DO THIS - Identify all lines below that hold "mysql" and collect them.

STORED DATA -
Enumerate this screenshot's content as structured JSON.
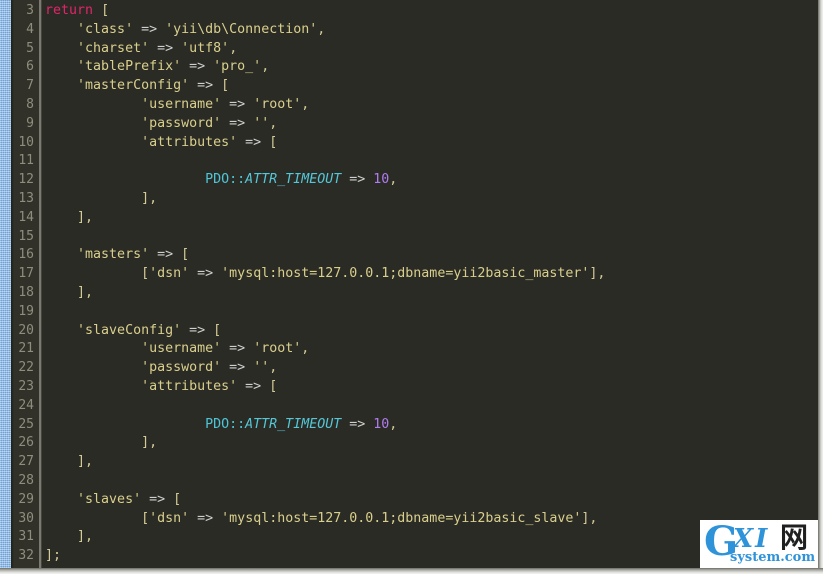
{
  "editor": {
    "theme_name": "dark-monokai",
    "background_color": "#2b2b26",
    "gutter_color": "#313129",
    "marker_rail_color": "#7fb3ea",
    "line_number_color": "#8e8e7e",
    "first_line_number": 3,
    "last_line_number": 32,
    "language": "php"
  },
  "colors": {
    "keyword": "#e2246a",
    "string": "#d9cf8c",
    "operator": "#cfcfcf",
    "class_name": "#4ec6d6",
    "constant": "#55c7d6",
    "number": "#b07cf0",
    "punctuation": "#d4cb96"
  },
  "line_numbers": [
    3,
    4,
    5,
    6,
    7,
    8,
    9,
    10,
    11,
    12,
    13,
    14,
    15,
    16,
    17,
    18,
    19,
    20,
    21,
    22,
    23,
    24,
    25,
    26,
    27,
    28,
    29,
    30,
    31,
    32
  ],
  "code_lines": [
    {
      "number": 3,
      "text": "return [",
      "tokens": [
        {
          "t": "return",
          "c": "t-kw"
        },
        {
          "t": " ",
          "c": "t-plain"
        },
        {
          "t": "[",
          "c": "t-punct"
        }
      ]
    },
    {
      "number": 4,
      "text": "    'class' => 'yii\\db\\Connection',",
      "tokens": [
        {
          "t": "    ",
          "c": "t-plain"
        },
        {
          "t": "'class'",
          "c": "t-str"
        },
        {
          "t": " ",
          "c": "t-plain"
        },
        {
          "t": "=>",
          "c": "t-op"
        },
        {
          "t": " ",
          "c": "t-plain"
        },
        {
          "t": "'yii\\db\\Connection'",
          "c": "t-str"
        },
        {
          "t": ",",
          "c": "t-punct"
        }
      ]
    },
    {
      "number": 5,
      "text": "    'charset' => 'utf8',",
      "tokens": [
        {
          "t": "    ",
          "c": "t-plain"
        },
        {
          "t": "'charset'",
          "c": "t-str"
        },
        {
          "t": " ",
          "c": "t-plain"
        },
        {
          "t": "=>",
          "c": "t-op"
        },
        {
          "t": " ",
          "c": "t-plain"
        },
        {
          "t": "'utf8'",
          "c": "t-str"
        },
        {
          "t": ",",
          "c": "t-punct"
        }
      ]
    },
    {
      "number": 6,
      "text": "    'tablePrefix' => 'pro_',",
      "tokens": [
        {
          "t": "    ",
          "c": "t-plain"
        },
        {
          "t": "'tablePrefix'",
          "c": "t-str"
        },
        {
          "t": " ",
          "c": "t-plain"
        },
        {
          "t": "=>",
          "c": "t-op"
        },
        {
          "t": " ",
          "c": "t-plain"
        },
        {
          "t": "'pro_'",
          "c": "t-str"
        },
        {
          "t": ",",
          "c": "t-punct"
        }
      ]
    },
    {
      "number": 7,
      "text": "    'masterConfig' => [",
      "tokens": [
        {
          "t": "    ",
          "c": "t-plain"
        },
        {
          "t": "'masterConfig'",
          "c": "t-str"
        },
        {
          "t": " ",
          "c": "t-plain"
        },
        {
          "t": "=>",
          "c": "t-op"
        },
        {
          "t": " ",
          "c": "t-plain"
        },
        {
          "t": "[",
          "c": "t-punct"
        }
      ]
    },
    {
      "number": 8,
      "text": "            'username' => 'root',",
      "tokens": [
        {
          "t": "            ",
          "c": "t-plain"
        },
        {
          "t": "'username'",
          "c": "t-str"
        },
        {
          "t": " ",
          "c": "t-plain"
        },
        {
          "t": "=>",
          "c": "t-op"
        },
        {
          "t": " ",
          "c": "t-plain"
        },
        {
          "t": "'root'",
          "c": "t-str"
        },
        {
          "t": ",",
          "c": "t-punct"
        }
      ]
    },
    {
      "number": 9,
      "text": "            'password' => '',",
      "tokens": [
        {
          "t": "            ",
          "c": "t-plain"
        },
        {
          "t": "'password'",
          "c": "t-str"
        },
        {
          "t": " ",
          "c": "t-plain"
        },
        {
          "t": "=>",
          "c": "t-op"
        },
        {
          "t": " ",
          "c": "t-plain"
        },
        {
          "t": "''",
          "c": "t-str"
        },
        {
          "t": ",",
          "c": "t-punct"
        }
      ]
    },
    {
      "number": 10,
      "text": "            'attributes' => [",
      "tokens": [
        {
          "t": "            ",
          "c": "t-plain"
        },
        {
          "t": "'attributes'",
          "c": "t-str"
        },
        {
          "t": " ",
          "c": "t-plain"
        },
        {
          "t": "=>",
          "c": "t-op"
        },
        {
          "t": " ",
          "c": "t-plain"
        },
        {
          "t": "[",
          "c": "t-punct"
        }
      ]
    },
    {
      "number": 11,
      "text": "",
      "tokens": []
    },
    {
      "number": 12,
      "text": "                    PDO::ATTR_TIMEOUT => 10,",
      "tokens": [
        {
          "t": "                    ",
          "c": "t-plain"
        },
        {
          "t": "PDO",
          "c": "t-class"
        },
        {
          "t": "::",
          "c": "t-class"
        },
        {
          "t": "ATTR_TIMEOUT",
          "c": "t-const"
        },
        {
          "t": " ",
          "c": "t-plain"
        },
        {
          "t": "=>",
          "c": "t-op"
        },
        {
          "t": " ",
          "c": "t-plain"
        },
        {
          "t": "10",
          "c": "t-num"
        },
        {
          "t": ",",
          "c": "t-punct"
        }
      ]
    },
    {
      "number": 13,
      "text": "            ],",
      "tokens": [
        {
          "t": "            ",
          "c": "t-plain"
        },
        {
          "t": "],",
          "c": "t-punct"
        }
      ]
    },
    {
      "number": 14,
      "text": "    ],",
      "tokens": [
        {
          "t": "    ",
          "c": "t-plain"
        },
        {
          "t": "],",
          "c": "t-punct"
        }
      ]
    },
    {
      "number": 15,
      "text": "",
      "tokens": []
    },
    {
      "number": 16,
      "text": "    'masters' => [",
      "tokens": [
        {
          "t": "    ",
          "c": "t-plain"
        },
        {
          "t": "'masters'",
          "c": "t-str"
        },
        {
          "t": " ",
          "c": "t-plain"
        },
        {
          "t": "=>",
          "c": "t-op"
        },
        {
          "t": " ",
          "c": "t-plain"
        },
        {
          "t": "[",
          "c": "t-punct"
        }
      ]
    },
    {
      "number": 17,
      "text": "            ['dsn' => 'mysql:host=127.0.0.1;dbname=yii2basic_master'],",
      "tokens": [
        {
          "t": "            ",
          "c": "t-plain"
        },
        {
          "t": "[",
          "c": "t-punct"
        },
        {
          "t": "'dsn'",
          "c": "t-str"
        },
        {
          "t": " ",
          "c": "t-plain"
        },
        {
          "t": "=>",
          "c": "t-op"
        },
        {
          "t": " ",
          "c": "t-plain"
        },
        {
          "t": "'mysql:host=127.0.0.1;dbname=yii2basic_master'",
          "c": "t-str"
        },
        {
          "t": "],",
          "c": "t-punct"
        }
      ]
    },
    {
      "number": 18,
      "text": "    ],",
      "tokens": [
        {
          "t": "    ",
          "c": "t-plain"
        },
        {
          "t": "],",
          "c": "t-punct"
        }
      ]
    },
    {
      "number": 19,
      "text": "",
      "tokens": []
    },
    {
      "number": 20,
      "text": "    'slaveConfig' => [",
      "tokens": [
        {
          "t": "    ",
          "c": "t-plain"
        },
        {
          "t": "'slaveConfig'",
          "c": "t-str"
        },
        {
          "t": " ",
          "c": "t-plain"
        },
        {
          "t": "=>",
          "c": "t-op"
        },
        {
          "t": " ",
          "c": "t-plain"
        },
        {
          "t": "[",
          "c": "t-punct"
        }
      ]
    },
    {
      "number": 21,
      "text": "            'username' => 'root',",
      "tokens": [
        {
          "t": "            ",
          "c": "t-plain"
        },
        {
          "t": "'username'",
          "c": "t-str"
        },
        {
          "t": " ",
          "c": "t-plain"
        },
        {
          "t": "=>",
          "c": "t-op"
        },
        {
          "t": " ",
          "c": "t-plain"
        },
        {
          "t": "'root'",
          "c": "t-str"
        },
        {
          "t": ",",
          "c": "t-punct"
        }
      ]
    },
    {
      "number": 22,
      "text": "            'password' => '',",
      "tokens": [
        {
          "t": "            ",
          "c": "t-plain"
        },
        {
          "t": "'password'",
          "c": "t-str"
        },
        {
          "t": " ",
          "c": "t-plain"
        },
        {
          "t": "=>",
          "c": "t-op"
        },
        {
          "t": " ",
          "c": "t-plain"
        },
        {
          "t": "''",
          "c": "t-str"
        },
        {
          "t": ",",
          "c": "t-punct"
        }
      ]
    },
    {
      "number": 23,
      "text": "            'attributes' => [",
      "tokens": [
        {
          "t": "            ",
          "c": "t-plain"
        },
        {
          "t": "'attributes'",
          "c": "t-str"
        },
        {
          "t": " ",
          "c": "t-plain"
        },
        {
          "t": "=>",
          "c": "t-op"
        },
        {
          "t": " ",
          "c": "t-plain"
        },
        {
          "t": "[",
          "c": "t-punct"
        }
      ]
    },
    {
      "number": 24,
      "text": "",
      "tokens": []
    },
    {
      "number": 25,
      "text": "                    PDO::ATTR_TIMEOUT => 10,",
      "tokens": [
        {
          "t": "                    ",
          "c": "t-plain"
        },
        {
          "t": "PDO",
          "c": "t-class"
        },
        {
          "t": "::",
          "c": "t-class"
        },
        {
          "t": "ATTR_TIMEOUT",
          "c": "t-const"
        },
        {
          "t": " ",
          "c": "t-plain"
        },
        {
          "t": "=>",
          "c": "t-op"
        },
        {
          "t": " ",
          "c": "t-plain"
        },
        {
          "t": "10",
          "c": "t-num"
        },
        {
          "t": ",",
          "c": "t-punct"
        }
      ]
    },
    {
      "number": 26,
      "text": "            ],",
      "tokens": [
        {
          "t": "            ",
          "c": "t-plain"
        },
        {
          "t": "],",
          "c": "t-punct"
        }
      ]
    },
    {
      "number": 27,
      "text": "    ],",
      "tokens": [
        {
          "t": "    ",
          "c": "t-plain"
        },
        {
          "t": "],",
          "c": "t-punct"
        }
      ]
    },
    {
      "number": 28,
      "text": "",
      "tokens": []
    },
    {
      "number": 29,
      "text": "    'slaves' => [",
      "tokens": [
        {
          "t": "    ",
          "c": "t-plain"
        },
        {
          "t": "'slaves'",
          "c": "t-str"
        },
        {
          "t": " ",
          "c": "t-plain"
        },
        {
          "t": "=>",
          "c": "t-op"
        },
        {
          "t": " ",
          "c": "t-plain"
        },
        {
          "t": "[",
          "c": "t-punct"
        }
      ]
    },
    {
      "number": 30,
      "text": "            ['dsn' => 'mysql:host=127.0.0.1;dbname=yii2basic_slave'],",
      "tokens": [
        {
          "t": "            ",
          "c": "t-plain"
        },
        {
          "t": "[",
          "c": "t-punct"
        },
        {
          "t": "'dsn'",
          "c": "t-str"
        },
        {
          "t": " ",
          "c": "t-plain"
        },
        {
          "t": "=>",
          "c": "t-op"
        },
        {
          "t": " ",
          "c": "t-plain"
        },
        {
          "t": "'mysql:host=127.0.0.1;dbname=yii2basic_slave'",
          "c": "t-str"
        },
        {
          "t": "],",
          "c": "t-punct"
        }
      ]
    },
    {
      "number": 31,
      "text": "    ],",
      "tokens": [
        {
          "t": "    ",
          "c": "t-plain"
        },
        {
          "t": "],",
          "c": "t-punct"
        }
      ]
    },
    {
      "number": 32,
      "text": "];",
      "tokens": [
        {
          "t": "];",
          "c": "t-punct"
        }
      ]
    }
  ],
  "watermark": {
    "letter_g": "G",
    "letters_xi": "XI",
    "char_cn": "网",
    "subtitle": "system.com",
    "brand_color": "#2f93d9"
  }
}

ANSWER TO THIS EXERCISE -
      "text": "            ['dsn' => 'mysql:host=127.0.0.1;dbname=yii2basic_master'],",
          "t": "'mysql:host=127.0.0.1;dbname=yii2basic_master'",
      "text": "            ['dsn' => 'mysql:host=127.0.0.1;dbname=yii2basic_slave'],",
          "t": "'mysql:host=127.0.0.1;dbname=yii2basic_slave'",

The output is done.